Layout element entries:
****************

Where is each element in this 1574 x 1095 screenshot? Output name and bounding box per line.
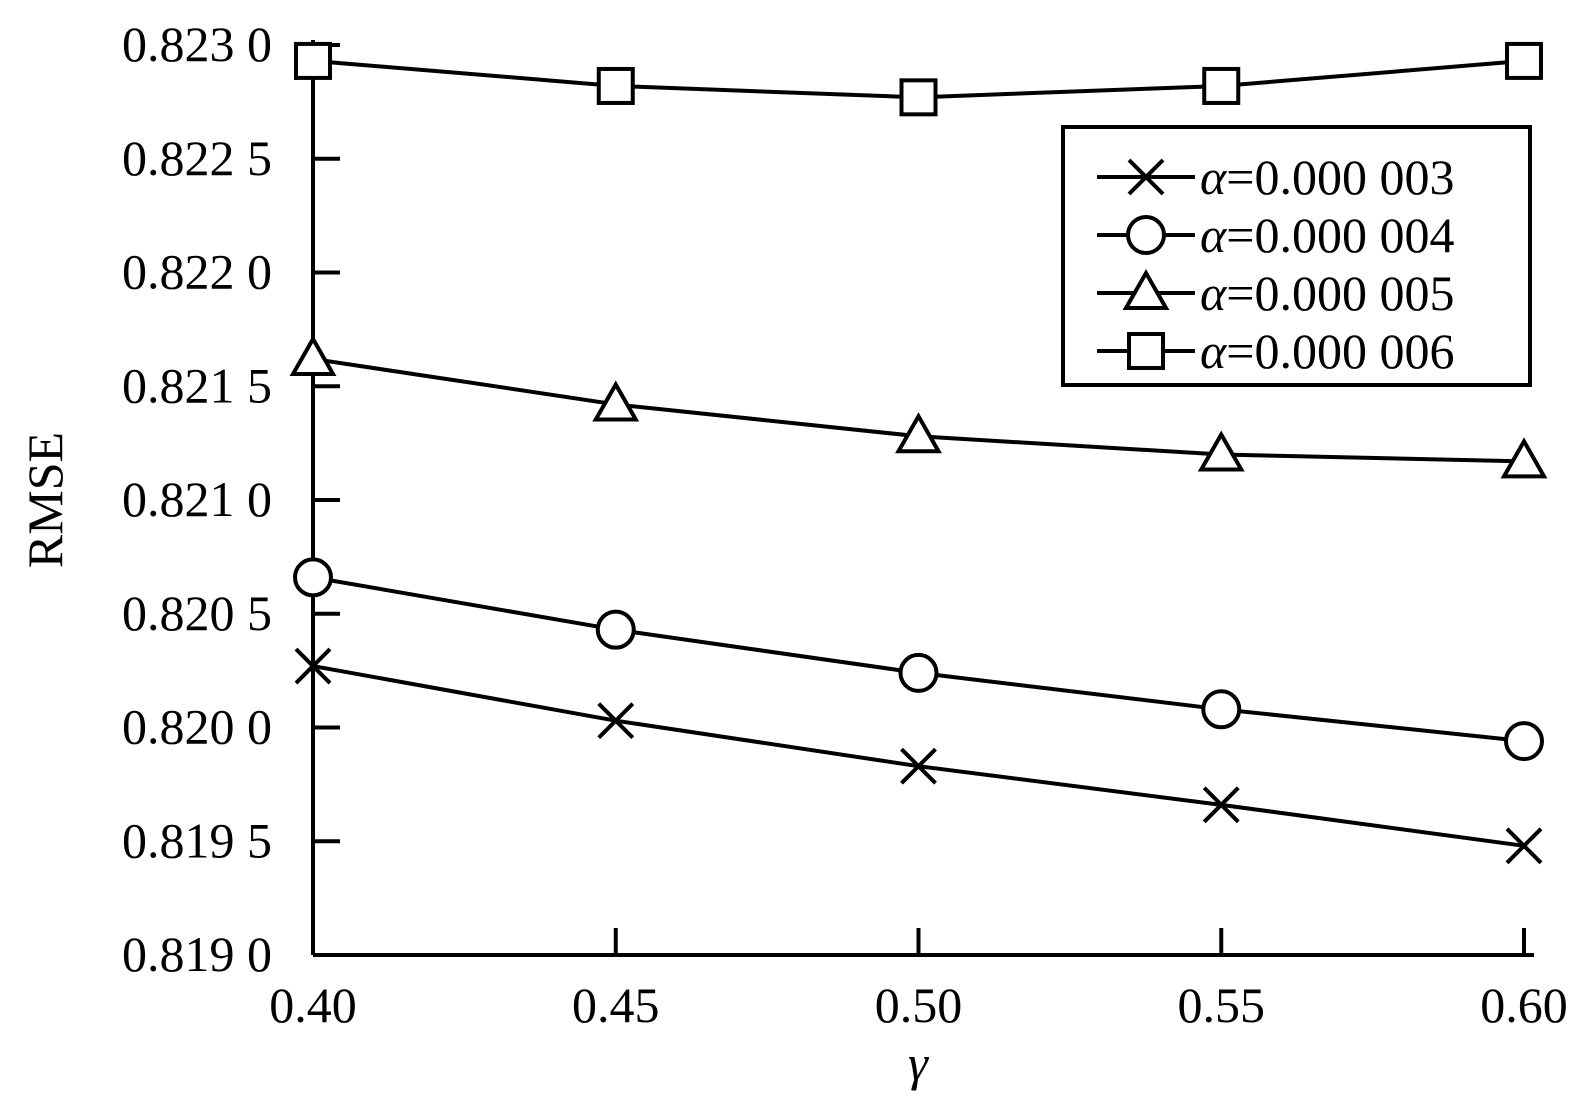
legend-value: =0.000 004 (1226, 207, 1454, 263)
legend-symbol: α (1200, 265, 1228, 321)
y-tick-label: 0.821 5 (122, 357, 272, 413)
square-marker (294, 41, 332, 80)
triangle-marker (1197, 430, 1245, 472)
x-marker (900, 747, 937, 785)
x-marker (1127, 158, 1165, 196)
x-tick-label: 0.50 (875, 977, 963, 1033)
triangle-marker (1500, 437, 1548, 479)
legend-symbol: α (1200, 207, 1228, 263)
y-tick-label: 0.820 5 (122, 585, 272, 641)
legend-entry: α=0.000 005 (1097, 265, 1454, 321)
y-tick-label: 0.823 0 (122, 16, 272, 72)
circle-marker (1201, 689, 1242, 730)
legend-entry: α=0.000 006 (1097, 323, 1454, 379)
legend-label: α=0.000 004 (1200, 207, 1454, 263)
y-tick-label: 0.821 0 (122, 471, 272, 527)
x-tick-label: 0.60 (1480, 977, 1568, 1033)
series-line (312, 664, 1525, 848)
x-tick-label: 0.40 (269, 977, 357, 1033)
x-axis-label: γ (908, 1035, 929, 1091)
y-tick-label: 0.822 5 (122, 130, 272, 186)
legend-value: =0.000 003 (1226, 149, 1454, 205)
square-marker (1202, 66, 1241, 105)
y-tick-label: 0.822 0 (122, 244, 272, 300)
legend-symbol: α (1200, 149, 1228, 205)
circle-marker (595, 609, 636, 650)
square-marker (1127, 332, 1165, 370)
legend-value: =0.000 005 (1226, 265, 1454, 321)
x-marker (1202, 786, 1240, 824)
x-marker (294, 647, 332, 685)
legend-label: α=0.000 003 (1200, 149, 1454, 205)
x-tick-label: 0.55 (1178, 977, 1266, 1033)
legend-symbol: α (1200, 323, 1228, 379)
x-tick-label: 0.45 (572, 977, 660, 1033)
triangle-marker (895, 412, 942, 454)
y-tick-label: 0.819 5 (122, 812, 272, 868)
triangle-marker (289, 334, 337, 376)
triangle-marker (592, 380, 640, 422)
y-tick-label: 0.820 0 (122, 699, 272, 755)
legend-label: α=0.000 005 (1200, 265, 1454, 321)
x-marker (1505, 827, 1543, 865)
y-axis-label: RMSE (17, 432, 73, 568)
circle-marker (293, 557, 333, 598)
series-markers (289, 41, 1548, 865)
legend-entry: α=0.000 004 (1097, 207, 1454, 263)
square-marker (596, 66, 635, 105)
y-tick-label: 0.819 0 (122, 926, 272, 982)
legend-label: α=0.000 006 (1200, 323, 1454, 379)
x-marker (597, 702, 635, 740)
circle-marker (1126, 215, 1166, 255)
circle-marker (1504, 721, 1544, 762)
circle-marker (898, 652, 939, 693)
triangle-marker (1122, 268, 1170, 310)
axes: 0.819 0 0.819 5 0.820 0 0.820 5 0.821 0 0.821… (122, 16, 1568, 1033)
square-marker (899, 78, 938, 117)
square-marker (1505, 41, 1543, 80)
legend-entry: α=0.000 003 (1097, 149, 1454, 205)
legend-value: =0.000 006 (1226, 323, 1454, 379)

****************

**Stated task:** Recast the listing above as a Markdown table with a Row column for the line number and an Entry column for the line, skipping blank lines. Leave the pictures out of the answer.

**Response:**
| Row | Entry |
|---|---|
| 1 | Where is each element in this 1574 x 1095 screenshot? Output name and bounding box per line. |
| 2 | legend-value: =0.000 004 (1226, 207, 1454, 263) |
| 3 | legend-symbol: α (1200, 265, 1228, 321) |
| 4 | y-tick-label: 0.821 5 (122, 357, 272, 413) |
| 5 | square-marker (294, 41, 332, 80) |
| 6 | triangle-marker (1197, 430, 1245, 472) |
| 7 | x-marker (900, 747, 937, 785) |
| 8 | x-marker (1127, 158, 1165, 196) |
| 9 | x-tick-label: 0.50 (875, 977, 963, 1033) |
| 10 | triangle-marker (1500, 437, 1548, 479) |
| 11 | legend-symbol: α (1200, 207, 1228, 263) |
| 12 | y-tick-label: 0.820 5 (122, 585, 272, 641) |
| 13 | legend-entry: α=0.000 005 (1097, 265, 1454, 321) |
| 14 | y-tick-label: 0.823 0 (122, 16, 272, 72) |
| 15 | circle-marker (1201, 689, 1242, 730) |
| 16 | legend-entry: α=0.000 006 (1097, 323, 1454, 379) |
| 17 | legend-label: α=0.000 004 (1200, 207, 1454, 263) |
| 18 | y-tick-label: 0.821 0 (122, 471, 272, 527) |
| 19 | x-tick-label: 0.60 (1480, 977, 1568, 1033) |
| 20 | series-line (312, 664, 1525, 848) |
| 21 | x-tick-label: 0.40 (269, 977, 357, 1033) |
| 22 | x-axis-label: γ (908, 1035, 929, 1091) |
| 23 | y-tick-label: 0.822 5 (122, 130, 272, 186) |
| 24 | legend-value: =0.000 003 (1226, 149, 1454, 205) |
| 25 | square-marker (1202, 66, 1241, 105) |
| 26 | y-tick-label: 0.822 0 (122, 244, 272, 300) |
| 27 | legend-symbol: α (1200, 149, 1228, 205) |
| 28 | circle-marker (595, 609, 636, 650) |
| 29 | square-marker (1127, 332, 1165, 370) |
| 30 | legend-value: =0.000 005 (1226, 265, 1454, 321) |
| 31 | x-marker (1202, 786, 1240, 824) |
| 32 | x-marker (294, 647, 332, 685) |
| 33 | legend-label: α=0.000 003 (1200, 149, 1454, 205) |
| 34 | x-tick-label: 0.55 (1178, 977, 1266, 1033) |
| 35 | legend-symbol: α (1200, 323, 1228, 379) |
| 36 | x-tick-label: 0.45 (572, 977, 660, 1033) |
| 37 | triangle-marker (895, 412, 942, 454) |
| 38 | y-tick-label: 0.819 5 (122, 812, 272, 868) |
| 39 | triangle-marker (289, 334, 337, 376) |
| 40 | triangle-marker (592, 380, 640, 422) |
| 41 | y-tick-label: 0.820 0 (122, 699, 272, 755) |
| 42 | legend-label: α=0.000 005 (1200, 265, 1454, 321) |
| 43 | x-marker (1505, 827, 1543, 865) |
| 44 | y-axis-label: RMSE (17, 432, 73, 568) |
| 45 | circle-marker (293, 557, 333, 598) |
| 46 | series-markers (289, 41, 1548, 865) |
| 47 | legend-entry: α=0.000 004 (1097, 207, 1454, 263) |
| 48 | square-marker (596, 66, 635, 105) |
| 49 | y-tick-label: 0.819 0 (122, 926, 272, 982) |
| 50 | legend-label: α=0.000 006 (1200, 323, 1454, 379) |
| 51 | x-marker (597, 702, 635, 740) |
| 52 | circle-marker (1126, 215, 1166, 255) |
| 53 | circle-marker (1504, 721, 1544, 762) |
| 54 | circle-marker (898, 652, 939, 693) |
| 55 | triangle-marker (1122, 268, 1170, 310) |
| 56 | axes: 0.819 0 0.819 5 0.820 0 0.820 5 0.821 0 0.821… (122, 16, 1568, 1033) |
| 57 | square-marker (899, 78, 938, 117) |
| 58 | square-marker (1505, 41, 1543, 80) |
| 59 | legend-entry: α=0.000 003 (1097, 149, 1454, 205) |
| 60 | legend-value: =0.000 006 (1226, 323, 1454, 379) |